▶ **Goal**
Write out the data below exactly as given, without any of its pictures.

▶ **Records for the exercise**
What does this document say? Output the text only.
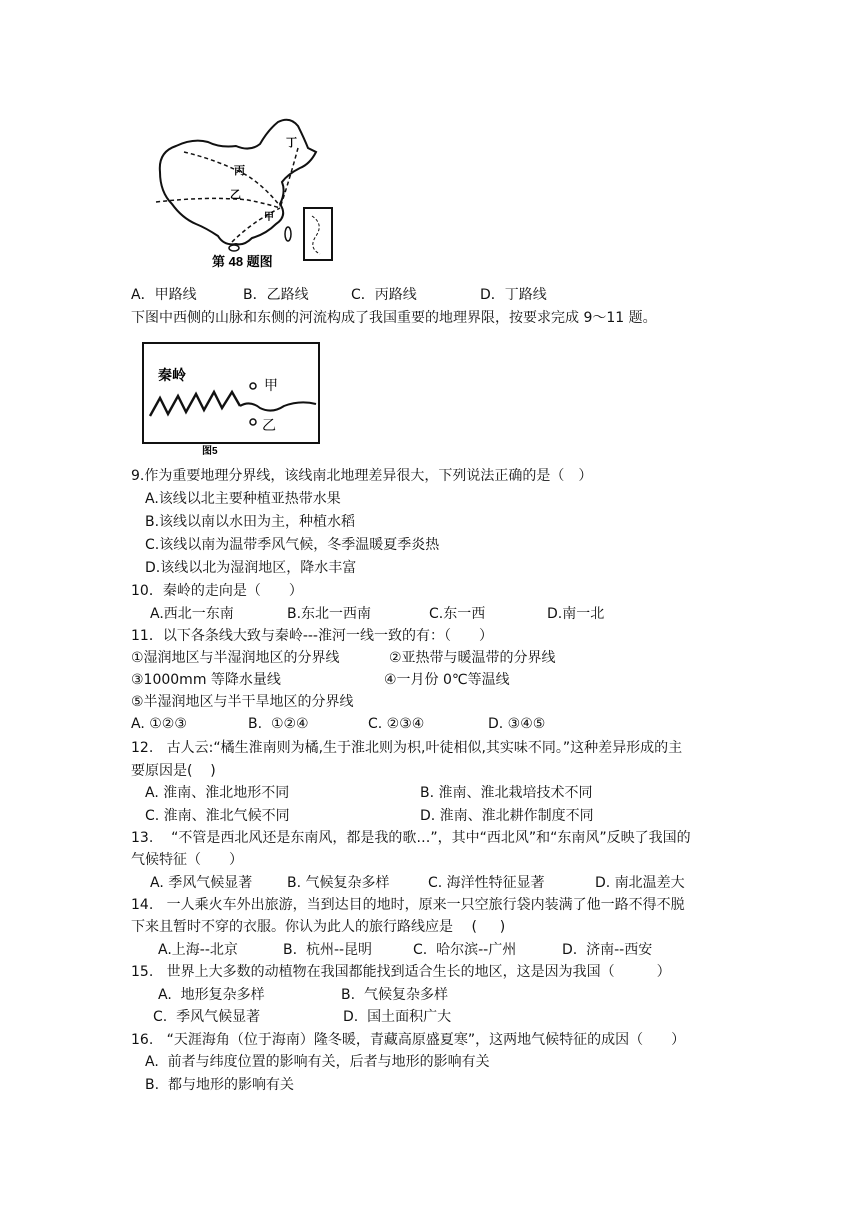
丁
丙
乙
甲
第 48 题图
A．甲路线	B．乙路线	C．丙路线	D．丁路线
下图中西侧的山脉和东侧的河流构成了我国重要的地理界限，按要求完成 9～11 题。
秦岭
甲
乙
图5
9.作为重要地理分界线，该线南北地理差异很大，下列说法正确的是（　）
A.该线以北主要种植亚热带水果
B.该线以南以水田为主，种植水稻
C.该线以南为温带季风气候，冬季温暖夏季炎热
D.该线以北为湿润地区，降水丰富
10．秦岭的走向是（　　）
A.西北一东南	B.东北一西南	C.东一西	D.南一北
11．以下各条线大致与秦岭---淮河一线一致的有：（　　）
①湿润地区与半湿润地区的分界线	②亚热带与暖温带的分界线
③1000mm 等降水量线	④一月份 0℃等温线
⑤半湿润地区与半干旱地区的分界线
A. ①②③	B.  ①②④	C. ②③④	D. ③④⑤
12.   古人云:“橘生淮南则为橘,生于淮北则为枳,叶徒相似,其实味不同。”这种差异形成的主
要原因是(    )
A. 淮南、淮北地形不同	B. 淮南、淮北栽培技术不同
C. 淮南、淮北气候不同	D. 淮南、淮北耕作制度不同
13.    “不管是西北风还是东南风，都是我的歌…”，其中“西北风”和“东南风”反映了我国的
气候特征（　　）
A. 季风气候显著 B. 气候复杂多样	C. 海洋性特征显著	D. 南北温差大
14.   一人乘火车外出旅游，当到达目的地时，原来一只空旅行袋内装满了他一路不得不脱
下来且暂时不穿的衣服。你认为此人的旅行路线应是　 (　  )
A.上海--北京	B.  杭州--昆明	C.  哈尔滨--广州	D.  济南--西安
15.   世界上大多数的动植物在我国都能找到适合生长的地区，这是因为我国（　　　）
A.  地形复杂多样	B.  气候复杂多样
C.  季风气候显著	D.  国土面积广大
16.   “天涯海角（位于海南）隆冬暖，青藏高原盛夏寒”，这两地气候特征的成因（　　）
A.  前者与纬度位置的影响有关，后者与地形的影响有关
B.  都与地形的影响有关
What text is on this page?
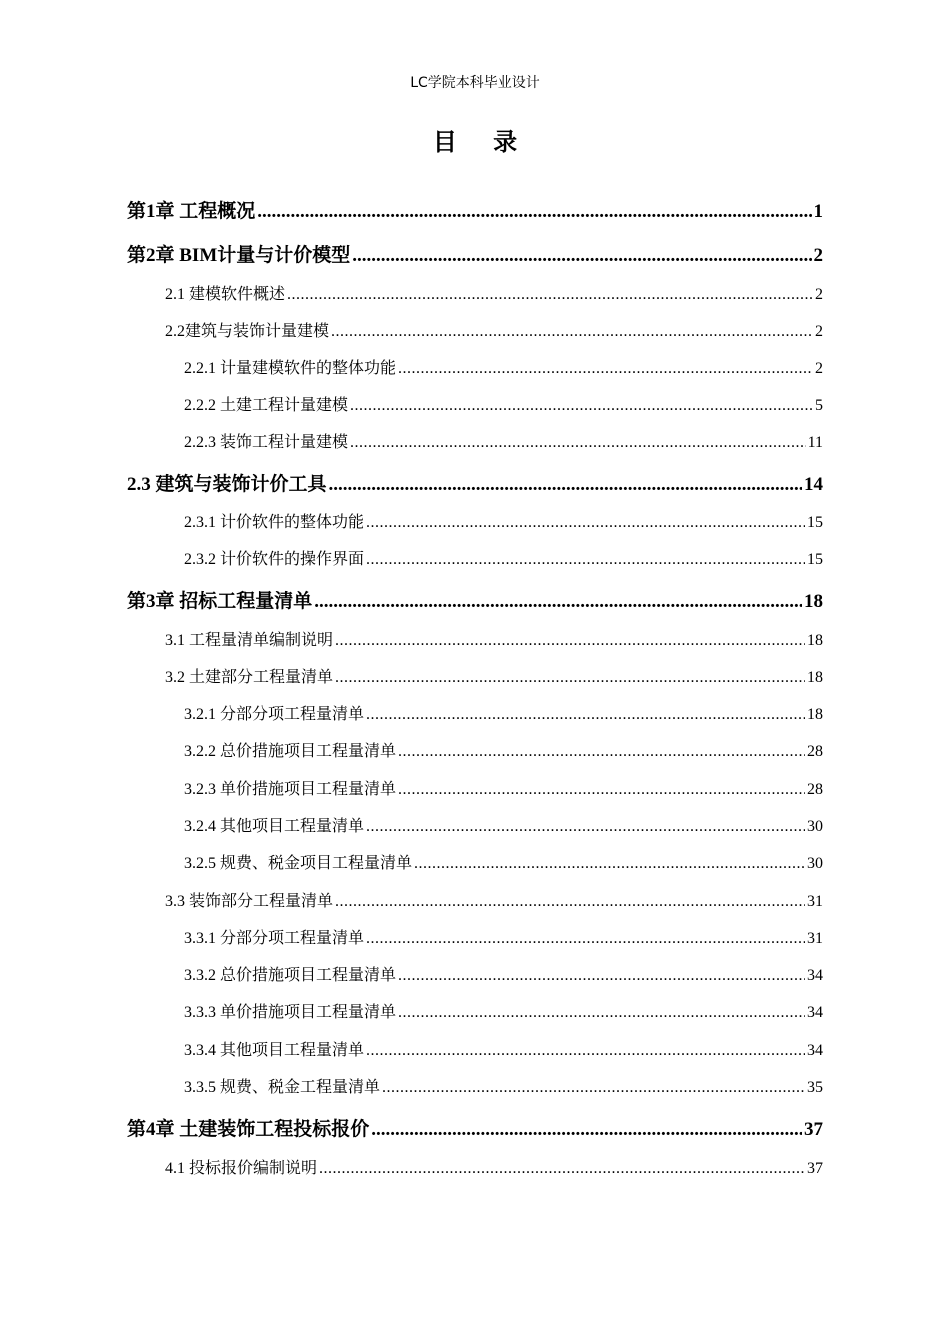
LC学院本科毕业设计
目 录
第1章 工程概况 .....	1
第2章 BIM计量与计价模型 .....	2
2.1 建模软件概述 .....	2
2.2建筑与装饰计量建模 .....	2
2.2.1 计量建模软件的整体功能 .....	2
2.2.2 土建工程计量建模 .....	5
2.2.3 装饰工程计量建模 .....	11
2.3 建筑与装饰计价工具 .....	14
2.3.1 计价软件的整体功能 .....	15
2.3.2 计价软件的操作界面 .....	15
第3章 招标工程量清单 .....	18
3.1 工程量清单编制说明 .....	18
3.2 土建部分工程量清单 .....	18
3.2.1 分部分项工程量清单 .....	18
3.2.2 总价措施项目工程量清单 .....	28
3.2.3 单价措施项目工程量清单 .....	28
3.2.4 其他项目工程量清单 .....	30
3.2.5 规费、税金项目工程量清单 .....	30
3.3 装饰部分工程量清单 .....	31
3.3.1 分部分项工程量清单 .....	31
3.3.2 总价措施项目工程量清单 .....	34
3.3.3 单价措施项目工程量清单 .....	34
3.3.4 其他项目工程量清单 .....	34
3.3.5 规费、税金工程量清单 .....	35
第4章 土建装饰工程投标报价 .....	37
4.1 投标报价编制说明 .....	37
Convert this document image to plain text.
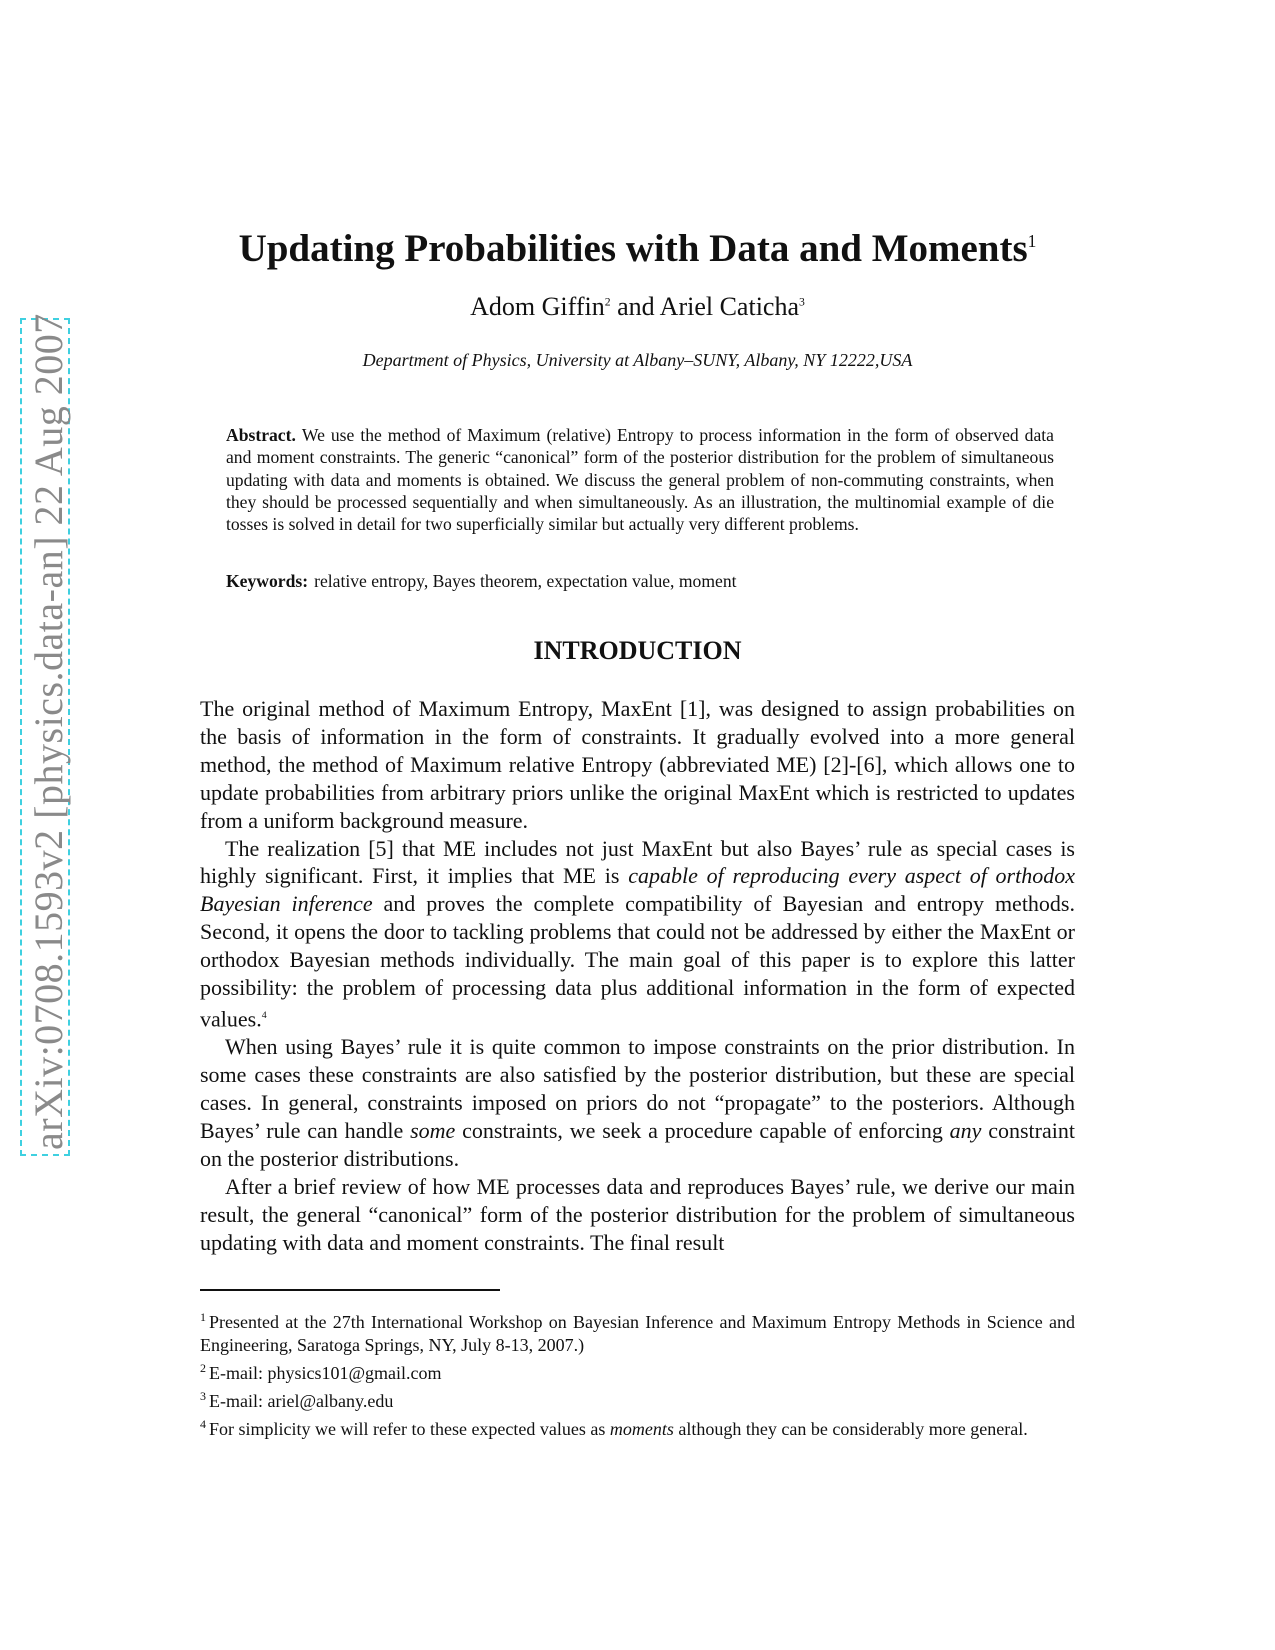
arXiv:0708.1593v2 [physics.data-an] 22 Aug 2007
Updating Probabilities with Data and Moments$^1$
Adom Giffin$^2$ and Ariel Caticha$^3$
Department of Physics, University at Albany–SUNY, Albany, NY 12222,USA
Abstract. We use the method of Maximum (relative) Entropy to process information in the form of observed data and moment constraints. The generic “canonical” form of the posterior distribution for the problem of simultaneous updating with data and moments is obtained. We discuss the general problem of non-commuting constraints, when they should be processed sequentially and when simultaneously. As an illustration, the multinomial example of die tosses is solved in detail for two superficially similar but actually very different problems.
Keywords: relative entropy, Bayes theorem, expectation value, moment
INTRODUCTION

The original method of Maximum Entropy, MaxEnt [1], was designed to assign probabilities on the basis of information in the form of constraints. It gradually evolved into a more general method, the method of Maximum relative Entropy (abbreviated ME) [2]-[6], which allows one to update probabilities from arbitrary priors unlike the original MaxEnt which is restricted to updates from a uniform background measure.

The realization [5] that ME includes not just MaxEnt but also Bayes’ rule as special cases is highly significant. First, it implies that ME is capable of reproducing every aspect of orthodox Bayesian inference and proves the complete compatibility of Bayesian and entropy methods. Second, it opens the door to tackling problems that could not be addressed by either the MaxEnt or orthodox Bayesian methods individually. The main goal of this paper is to explore this latter possibility: the problem of processing data plus additional information in the form of expected values.$^4$

When using Bayes’ rule it is quite common to impose constraints on the prior distribution. In some cases these constraints are also satisfied by the posterior distribution, but these are special cases. In general, constraints imposed on priors do not “propagate” to the posteriors. Although Bayes’ rule can handle some constraints, we seek a procedure capable of enforcing any constraint on the posterior distributions.

After a brief review of how ME processes data and reproduces Bayes’ rule, we derive our main result, the general “canonical” form of the posterior distribution for the problem of simultaneous updating with data and moment constraints. The final result

$^1$ Presented at the 27th International Workshop on Bayesian Inference and Maximum Entropy Methods in Science and Engineering, Saratoga Springs, NY, July 8-13, 2007.)

$^2$ E-mail: physics101@gmail.com

$^3$ E-mail: ariel@albany.edu

$^4$ For simplicity we will refer to these expected values as moments although they can be considerably more general.
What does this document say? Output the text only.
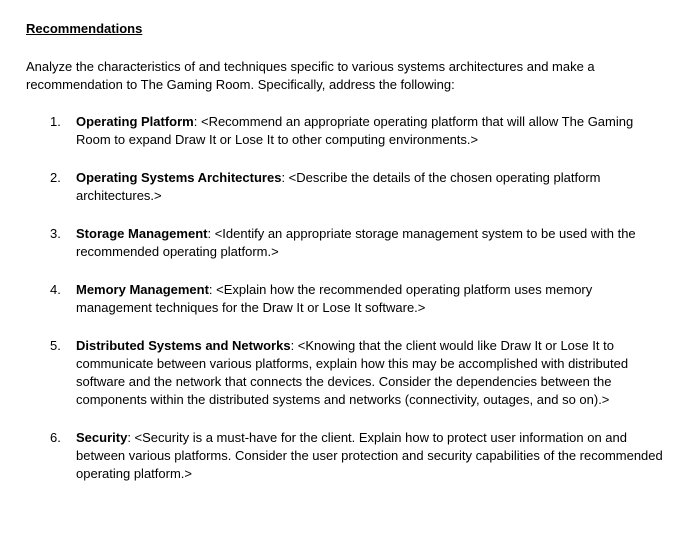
Recommendations
Analyze the characteristics of and techniques specific to various systems architectures and make a recommendation to The Gaming Room. Specifically, address the following:
1. Operating Platform: <Recommend an appropriate operating platform that will allow The Gaming Room to expand Draw It or Lose It to other computing environments.>
2. Operating Systems Architectures: <Describe the details of the chosen operating platform architectures.>
3. Storage Management: <Identify an appropriate storage management system to be used with the recommended operating platform.>
4. Memory Management: <Explain how the recommended operating platform uses memory management techniques for the Draw It or Lose It software.>
5. Distributed Systems and Networks: <Knowing that the client would like Draw It or Lose It to communicate between various platforms, explain how this may be accomplished with distributed software and the network that connects the devices. Consider the dependencies between the components within the distributed systems and networks (connectivity, outages, and so on).>
6. Security: <Security is a must-have for the client. Explain how to protect user information on and between various platforms. Consider the user protection and security capabilities of the recommended operating platform.>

▶ **The response**
What does this document say? Output the text only.
丁
丙
乙
甲
第 48 题图
A．甲路线	B．乙路线	C．丙路线	D．丁路线
下图中西侧的山脉和东侧的河流构成了我国重要的地理界限，按要求完成 9～11 题。
秦岭
甲
乙
图5
9.作为重要地理分界线，该线南北地理差异很大，下列说法正确的是（　）
A.该线以北主要种植亚热带水果
B.该线以南以水田为主，种植水稻
C.该线以南为温带季风气候，冬季温暖夏季炎热
D.该线以北为湿润地区，降水丰富
10．秦岭的走向是（　　）
A.西北一东南	B.东北一西南	C.东一西	D.南一北
11．以下各条线大致与秦岭---淮河一线一致的有：（　　）
①湿润地区与半湿润地区的分界线	②亚热带与暖温带的分界线
③1000mm 等降水量线	④一月份 0℃等温线
⑤半湿润地区与半干旱地区的分界线
A. ①②③	B.  ①②④	C. ②③④	D. ③④⑤
12.   古人云:“橘生淮南则为橘,生于淮北则为枳,叶徒相似,其实味不同。”这种差异形成的主
要原因是(    )
A. 淮南、淮北地形不同	B. 淮南、淮北栽培技术不同
C. 淮南、淮北气候不同	D. 淮南、淮北耕作制度不同
13.    “不管是西北风还是东南风，都是我的歌…”，其中“西北风”和“东南风”反映了我国的
气候特征（　　）
A. 季风气候显著 B. 气候复杂多样	C. 海洋性特征显著	D. 南北温差大
14.   一人乘火车外出旅游，当到达目的地时，原来一只空旅行袋内装满了他一路不得不脱
下来且暂时不穿的衣服。你认为此人的旅行路线应是　 (　  )
A.上海--北京	B.  杭州--昆明	C.  哈尔滨--广州	D.  济南--西安
15.   世界上大多数的动植物在我国都能找到适合生长的地区，这是因为我国（　　　）
A.  地形复杂多样	B.  气候复杂多样
C.  季风气候显著	D.  国土面积广大
16.   “天涯海角（位于海南）隆冬暖，青藏高原盛夏寒”，这两地气候特征的成因（　　）
A.  前者与纬度位置的影响有关，后者与地形的影响有关
B.  都与地形的影响有关
What text is on this page?
LC学院本科毕业设计
目 录
第1章 工程概况 .....	1
第2章 BIM计量与计价模型 .....	2
2.1 建模软件概述 .....	2
2.2建筑与装饰计量建模 .....	2
2.2.1 计量建模软件的整体功能 .....	2
2.2.2 土建工程计量建模 .....	5
2.2.3 装饰工程计量建模 .....	11
2.3 建筑与装饰计价工具 .....	14
2.3.1 计价软件的整体功能 .....	15
2.3.2 计价软件的操作界面 .....	15
第3章 招标工程量清单 .....	18
3.1 工程量清单编制说明 .....	18
3.2 土建部分工程量清单 .....	18
3.2.1 分部分项工程量清单 .....	18
3.2.2 总价措施项目工程量清单 .....	28
3.2.3 单价措施项目工程量清单 .....	28
3.2.4 其他项目工程量清单 .....	30
3.2.5 规费、税金项目工程量清单 .....	30
3.3 装饰部分工程量清单 .....	31
3.3.1 分部分项工程量清单 .....	31
3.3.2 总价措施项目工程量清单 .....	34
3.3.3 单价措施项目工程量清单 .....	34
3.3.4 其他项目工程量清单 .....	34
3.3.5 规费、税金工程量清单 .....	35
第4章 土建装饰工程投标报价 .....	37
4.1 投标报价编制说明 .....	37
Convert this document image to plain text.
arXiv:0708.1593v2 [physics.data-an] 22 Aug 2007
Updating Probabilities with Data and Moments$^1$
Adom Giffin$^2$ and Ariel Caticha$^3$
Department of Physics, University at Albany–SUNY, Albany, NY 12222,USA
Abstract. We use the method of Maximum (relative) Entropy to process information in the form of observed data and moment constraints. The generic “canonical” form of the posterior distribution for the problem of simultaneous updating with data and moments is obtained. We discuss the general problem of non-commuting constraints, when they should be processed sequentially and when simultaneously. As an illustration, the multinomial example of die tosses is solved in detail for two superficially similar but actually very different problems.
Keywords: relative entropy, Bayes theorem, expectation value, moment
INTRODUCTION

The original method of Maximum Entropy, MaxEnt [1], was designed to assign probabilities on the basis of information in the form of constraints. It gradually evolved into a more general method, the method of Maximum relative Entropy (abbreviated ME) [2]-[6], which allows one to update probabilities from arbitrary priors unlike the original MaxEnt which is restricted to updates from a uniform background measure.

The realization [5] that ME includes not just MaxEnt but also Bayes’ rule as special cases is highly significant. First, it implies that ME is capable of reproducing every aspect of orthodox Bayesian inference and proves the complete compatibility of Bayesian and entropy methods. Second, it opens the door to tackling problems that could not be addressed by either the MaxEnt or orthodox Bayesian methods individually. The main goal of this paper is to explore this latter possibility: the problem of processing data plus additional information in the form of expected values.$^4$

When using Bayes’ rule it is quite common to impose constraints on the prior distribution. In some cases these constraints are also satisfied by the posterior distribution, but these are special cases. In general, constraints imposed on priors do not “propagate” to the posteriors. Although Bayes’ rule can handle some constraints, we seek a procedure capable of enforcing any constraint on the posterior distributions.

After a brief review of how ME processes data and reproduces Bayes’ rule, we derive our main result, the general “canonical” form of the posterior distribution for the problem of simultaneous updating with data and moment constraints. The final result

$^1$ Presented at the 27th International Workshop on Bayesian Inference and Maximum Entropy Methods in Science and Engineering, Saratoga Springs, NY, July 8-13, 2007.)

$^2$ E-mail: physics101@gmail.com

$^3$ E-mail: ariel@albany.edu

$^4$ For simplicity we will refer to these expected values as moments although they can be considerably more general.
What does this document say? Output the text only.
Recommendations
Analyze the characteristics of and techniques specific to various systems architectures and make a recommendation to The Gaming Room. Specifically, address the following:
1. Operating Platform: <Recommend an appropriate operating platform that will allow The Gaming Room to expand Draw It or Lose It to other computing environments.>
2. Operating Systems Architectures: <Describe the details of the chosen operating platform architectures.>
3. Storage Management: <Identify an appropriate storage management system to be used with the recommended operating platform.>
4. Memory Management: <Explain how the recommended operating platform uses memory management techniques for the Draw It or Lose It software.>
5. Distributed Systems and Networks: <Knowing that the client would like Draw It or Lose It to communicate between various platforms, explain how this may be accomplished with distributed software and the network that connects the devices. Consider the dependencies between the components within the distributed systems and networks (connectivity, outages, and so on).>
6. Security: <Security is a must-have for the client. Explain how to protect user information on and between various platforms. Consider the user protection and security capabilities of the recommended operating platform.>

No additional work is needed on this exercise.